** START OF DATA SECTION **
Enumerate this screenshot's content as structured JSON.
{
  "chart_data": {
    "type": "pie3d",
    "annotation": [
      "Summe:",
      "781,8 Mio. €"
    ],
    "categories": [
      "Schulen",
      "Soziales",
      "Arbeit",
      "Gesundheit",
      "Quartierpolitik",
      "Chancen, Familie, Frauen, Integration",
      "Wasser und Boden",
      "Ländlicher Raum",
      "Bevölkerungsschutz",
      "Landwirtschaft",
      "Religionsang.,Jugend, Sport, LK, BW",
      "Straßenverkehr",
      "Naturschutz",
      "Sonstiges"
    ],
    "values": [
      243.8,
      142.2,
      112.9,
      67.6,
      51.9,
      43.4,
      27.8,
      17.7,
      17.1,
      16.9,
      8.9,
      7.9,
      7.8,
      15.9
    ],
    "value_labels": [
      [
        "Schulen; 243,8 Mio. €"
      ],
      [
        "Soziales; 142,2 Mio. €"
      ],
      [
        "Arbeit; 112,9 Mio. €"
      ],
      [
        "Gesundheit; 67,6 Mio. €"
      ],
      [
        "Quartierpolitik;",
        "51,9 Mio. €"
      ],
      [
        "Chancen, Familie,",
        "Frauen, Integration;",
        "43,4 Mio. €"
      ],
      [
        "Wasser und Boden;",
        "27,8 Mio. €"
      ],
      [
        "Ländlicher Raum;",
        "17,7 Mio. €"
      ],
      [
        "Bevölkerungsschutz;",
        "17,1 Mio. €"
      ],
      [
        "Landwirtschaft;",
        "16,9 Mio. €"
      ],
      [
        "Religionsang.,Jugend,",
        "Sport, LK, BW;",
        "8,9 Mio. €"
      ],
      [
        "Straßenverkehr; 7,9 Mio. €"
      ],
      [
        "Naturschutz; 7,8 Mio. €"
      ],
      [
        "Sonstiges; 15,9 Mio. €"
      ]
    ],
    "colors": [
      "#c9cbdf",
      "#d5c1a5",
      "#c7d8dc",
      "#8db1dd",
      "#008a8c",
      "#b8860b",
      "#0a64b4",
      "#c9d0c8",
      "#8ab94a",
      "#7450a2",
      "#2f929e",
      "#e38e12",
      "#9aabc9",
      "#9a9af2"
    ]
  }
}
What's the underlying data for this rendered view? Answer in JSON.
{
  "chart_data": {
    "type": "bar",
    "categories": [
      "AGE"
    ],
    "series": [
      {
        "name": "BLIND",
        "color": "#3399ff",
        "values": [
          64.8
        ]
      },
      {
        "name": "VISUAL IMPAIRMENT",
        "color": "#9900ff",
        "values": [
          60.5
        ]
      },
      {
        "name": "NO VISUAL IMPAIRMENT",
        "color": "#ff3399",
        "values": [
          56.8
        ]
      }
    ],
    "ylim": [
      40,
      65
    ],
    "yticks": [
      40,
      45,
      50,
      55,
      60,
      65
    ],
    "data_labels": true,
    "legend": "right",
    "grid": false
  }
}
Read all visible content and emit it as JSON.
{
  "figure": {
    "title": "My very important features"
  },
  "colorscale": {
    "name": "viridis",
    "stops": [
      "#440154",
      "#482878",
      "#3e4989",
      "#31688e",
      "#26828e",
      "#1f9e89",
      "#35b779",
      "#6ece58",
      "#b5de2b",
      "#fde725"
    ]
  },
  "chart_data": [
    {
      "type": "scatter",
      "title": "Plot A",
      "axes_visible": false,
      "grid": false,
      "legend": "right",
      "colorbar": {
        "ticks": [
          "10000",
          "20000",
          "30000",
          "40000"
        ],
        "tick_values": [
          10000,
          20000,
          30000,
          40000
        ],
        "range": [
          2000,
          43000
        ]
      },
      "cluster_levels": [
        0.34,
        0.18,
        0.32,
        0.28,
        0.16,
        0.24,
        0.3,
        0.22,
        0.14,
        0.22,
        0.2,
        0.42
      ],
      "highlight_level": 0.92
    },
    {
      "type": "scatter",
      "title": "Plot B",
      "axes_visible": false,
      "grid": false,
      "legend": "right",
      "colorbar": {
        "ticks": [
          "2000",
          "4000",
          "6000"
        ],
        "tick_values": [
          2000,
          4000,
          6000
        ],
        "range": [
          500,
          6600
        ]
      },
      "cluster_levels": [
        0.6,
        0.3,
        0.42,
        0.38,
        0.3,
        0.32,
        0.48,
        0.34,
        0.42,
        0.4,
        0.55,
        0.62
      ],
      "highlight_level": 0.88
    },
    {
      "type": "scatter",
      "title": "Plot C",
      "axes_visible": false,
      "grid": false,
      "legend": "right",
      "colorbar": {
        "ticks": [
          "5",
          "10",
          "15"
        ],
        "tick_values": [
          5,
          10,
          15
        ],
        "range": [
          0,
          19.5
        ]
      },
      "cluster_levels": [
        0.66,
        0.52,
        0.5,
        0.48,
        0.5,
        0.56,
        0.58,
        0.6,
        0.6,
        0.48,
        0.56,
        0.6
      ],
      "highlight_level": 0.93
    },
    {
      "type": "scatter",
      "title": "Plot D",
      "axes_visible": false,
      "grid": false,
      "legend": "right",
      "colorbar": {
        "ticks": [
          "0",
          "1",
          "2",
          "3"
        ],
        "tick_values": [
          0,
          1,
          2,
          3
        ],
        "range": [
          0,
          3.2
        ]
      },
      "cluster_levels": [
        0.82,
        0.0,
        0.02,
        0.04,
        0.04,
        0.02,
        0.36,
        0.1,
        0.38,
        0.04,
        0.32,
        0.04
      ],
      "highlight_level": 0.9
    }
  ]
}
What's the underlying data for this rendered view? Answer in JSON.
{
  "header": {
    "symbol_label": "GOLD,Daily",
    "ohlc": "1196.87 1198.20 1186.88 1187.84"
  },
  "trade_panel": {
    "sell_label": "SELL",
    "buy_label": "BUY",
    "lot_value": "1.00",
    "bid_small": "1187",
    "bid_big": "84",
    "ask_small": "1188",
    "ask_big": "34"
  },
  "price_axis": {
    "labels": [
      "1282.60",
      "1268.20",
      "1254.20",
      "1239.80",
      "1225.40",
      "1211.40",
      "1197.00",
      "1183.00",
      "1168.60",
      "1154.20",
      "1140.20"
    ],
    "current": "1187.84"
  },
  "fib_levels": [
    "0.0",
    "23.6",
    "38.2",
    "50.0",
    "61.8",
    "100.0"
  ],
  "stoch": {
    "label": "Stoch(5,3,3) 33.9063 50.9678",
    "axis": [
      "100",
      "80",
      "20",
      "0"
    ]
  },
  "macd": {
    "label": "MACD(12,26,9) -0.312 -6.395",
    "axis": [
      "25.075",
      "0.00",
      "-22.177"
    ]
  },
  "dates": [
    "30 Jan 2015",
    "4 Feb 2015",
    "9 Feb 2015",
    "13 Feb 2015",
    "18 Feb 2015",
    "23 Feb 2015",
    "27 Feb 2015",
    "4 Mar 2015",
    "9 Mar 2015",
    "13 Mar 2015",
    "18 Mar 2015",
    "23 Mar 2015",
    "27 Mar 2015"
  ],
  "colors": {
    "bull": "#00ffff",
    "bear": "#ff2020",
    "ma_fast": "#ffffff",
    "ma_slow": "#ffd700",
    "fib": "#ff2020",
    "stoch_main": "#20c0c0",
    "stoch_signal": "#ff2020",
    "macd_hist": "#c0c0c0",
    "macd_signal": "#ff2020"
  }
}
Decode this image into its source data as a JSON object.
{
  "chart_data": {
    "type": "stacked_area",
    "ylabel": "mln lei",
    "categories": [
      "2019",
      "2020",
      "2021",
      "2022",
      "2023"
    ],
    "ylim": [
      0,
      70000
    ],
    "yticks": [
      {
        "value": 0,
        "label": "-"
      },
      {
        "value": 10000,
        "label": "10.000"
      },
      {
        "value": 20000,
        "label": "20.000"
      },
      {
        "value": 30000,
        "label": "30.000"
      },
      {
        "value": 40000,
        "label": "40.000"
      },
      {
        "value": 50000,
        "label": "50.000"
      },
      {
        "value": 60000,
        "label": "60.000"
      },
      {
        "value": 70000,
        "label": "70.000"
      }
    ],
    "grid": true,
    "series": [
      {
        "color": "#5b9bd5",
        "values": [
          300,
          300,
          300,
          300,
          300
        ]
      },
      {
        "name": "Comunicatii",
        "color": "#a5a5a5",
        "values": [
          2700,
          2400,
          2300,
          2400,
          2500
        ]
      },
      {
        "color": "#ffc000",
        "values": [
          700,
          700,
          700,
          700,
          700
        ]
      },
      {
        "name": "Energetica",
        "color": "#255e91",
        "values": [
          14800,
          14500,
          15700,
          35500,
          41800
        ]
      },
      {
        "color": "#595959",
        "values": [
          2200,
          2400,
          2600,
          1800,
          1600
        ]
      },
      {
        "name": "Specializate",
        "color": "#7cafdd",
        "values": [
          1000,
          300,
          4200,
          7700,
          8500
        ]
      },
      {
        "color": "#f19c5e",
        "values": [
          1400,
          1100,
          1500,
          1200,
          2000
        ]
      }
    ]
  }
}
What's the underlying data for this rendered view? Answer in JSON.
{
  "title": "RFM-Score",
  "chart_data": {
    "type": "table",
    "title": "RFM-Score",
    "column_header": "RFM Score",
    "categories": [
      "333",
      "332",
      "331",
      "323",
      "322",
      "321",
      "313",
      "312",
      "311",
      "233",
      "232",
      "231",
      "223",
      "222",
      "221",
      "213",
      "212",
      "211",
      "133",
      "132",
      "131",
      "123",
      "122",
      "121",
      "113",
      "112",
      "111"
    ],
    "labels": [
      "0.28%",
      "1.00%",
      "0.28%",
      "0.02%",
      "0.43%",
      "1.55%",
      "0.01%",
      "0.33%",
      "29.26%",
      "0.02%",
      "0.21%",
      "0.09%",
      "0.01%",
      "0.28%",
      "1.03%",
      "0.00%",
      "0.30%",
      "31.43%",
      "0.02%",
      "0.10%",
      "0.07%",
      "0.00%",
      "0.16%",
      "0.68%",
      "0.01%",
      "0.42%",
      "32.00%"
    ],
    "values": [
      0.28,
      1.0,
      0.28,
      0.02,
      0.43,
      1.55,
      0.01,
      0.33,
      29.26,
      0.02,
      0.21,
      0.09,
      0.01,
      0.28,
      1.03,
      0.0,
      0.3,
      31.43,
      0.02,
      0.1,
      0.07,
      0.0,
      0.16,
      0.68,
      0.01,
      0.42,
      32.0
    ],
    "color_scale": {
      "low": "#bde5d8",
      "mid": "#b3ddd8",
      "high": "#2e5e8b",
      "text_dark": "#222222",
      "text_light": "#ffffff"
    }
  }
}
** END OF DATA SECTION **
* [AIM OF THE EXERCISE] Filter the records, keeping only lines that contain "Bevölkerungsschutz", and show those lines.

* [EXERCISE SOLUTION]
      "Bevölkerungsschutz",
        "Bevölkerungsschutz;",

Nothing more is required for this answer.